*Short problem*.
In the entries that follow, how many lines contain the word "text"? Answer with the number only.

------ Data lines ------

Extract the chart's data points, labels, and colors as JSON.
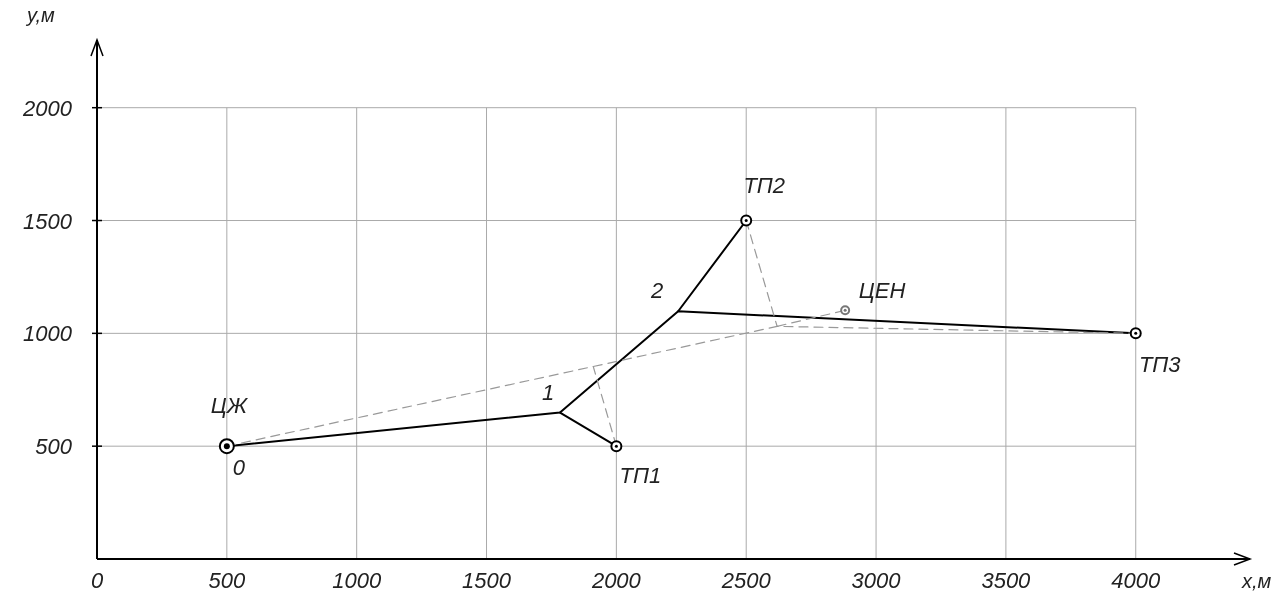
{
  "chart_data": {
    "type": "line",
    "xlabel": "x,м",
    "ylabel": "y,м",
    "xlim": [
      0,
      4440
    ],
    "ylim": [
      0,
      2300
    ],
    "xticks": [
      0,
      500,
      1000,
      1500,
      2000,
      2500,
      3000,
      3500,
      4000
    ],
    "yticks": [
      500,
      1000,
      1500,
      2000
    ],
    "grid": true,
    "marker": "none",
    "series": [
      {
        "color": "#000000",
        "line_style": "solid",
        "x": [
          500,
          1783,
          2238,
          4000
        ],
        "values": [
          500,
          649,
          1098,
          1000
        ]
      },
      {
        "color": "#000000",
        "line_style": "solid",
        "x": [
          1783,
          2000
        ],
        "values": [
          649,
          500
        ]
      },
      {
        "color": "#000000",
        "line_style": "solid",
        "x": [
          2238,
          2500
        ],
        "values": [
          1098,
          1500
        ]
      },
      {
        "color": "#999999",
        "line_style": "dashed",
        "x": [
          500,
          1911,
          2619,
          4000
        ],
        "values": [
          500,
          853,
          1031,
          1000
        ]
      },
      {
        "color": "#999999",
        "line_style": "dashed",
        "x": [
          2000,
          1911
        ],
        "values": [
          500,
          853
        ]
      },
      {
        "color": "#999999",
        "line_style": "dashed",
        "x": [
          2500,
          2619
        ],
        "values": [
          1500,
          1031
        ]
      },
      {
        "color": "#999999",
        "line_style": "dashed",
        "x": [
          2619,
          2881
        ],
        "values": [
          1031,
          1102
        ]
      },
      {
        "type": "scatter",
        "color": "#000000",
        "marker": "circle",
        "x": [
          500
        ],
        "values": [
          500
        ]
      },
      {
        "type": "scatter",
        "color": "#000000",
        "marker": "circle",
        "x": [
          2000,
          2500,
          4000
        ],
        "values": [
          500,
          1500,
          1000
        ]
      },
      {
        "type": "scatter",
        "color": "#777777",
        "marker": "circle",
        "x": [
          2881
        ],
        "values": [
          1102
        ]
      }
    ],
    "annotations": [
      {
        "text": "ЦЖ",
        "x": 500,
        "y": 500
      },
      {
        "text": "0",
        "x": 500,
        "y": 500
      },
      {
        "text": "1",
        "x": 1783,
        "y": 649
      },
      {
        "text": "2",
        "x": 2238,
        "y": 1098
      },
      {
        "text": "ТП1",
        "x": 2000,
        "y": 500
      },
      {
        "text": "ТП2",
        "x": 2500,
        "y": 1500
      },
      {
        "text": "ТП3",
        "x": 4000,
        "y": 1000
      },
      {
        "text": "ЦЕН",
        "x": 2881,
        "y": 1102
      }
    ]
  }
}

------

*Task output*.
8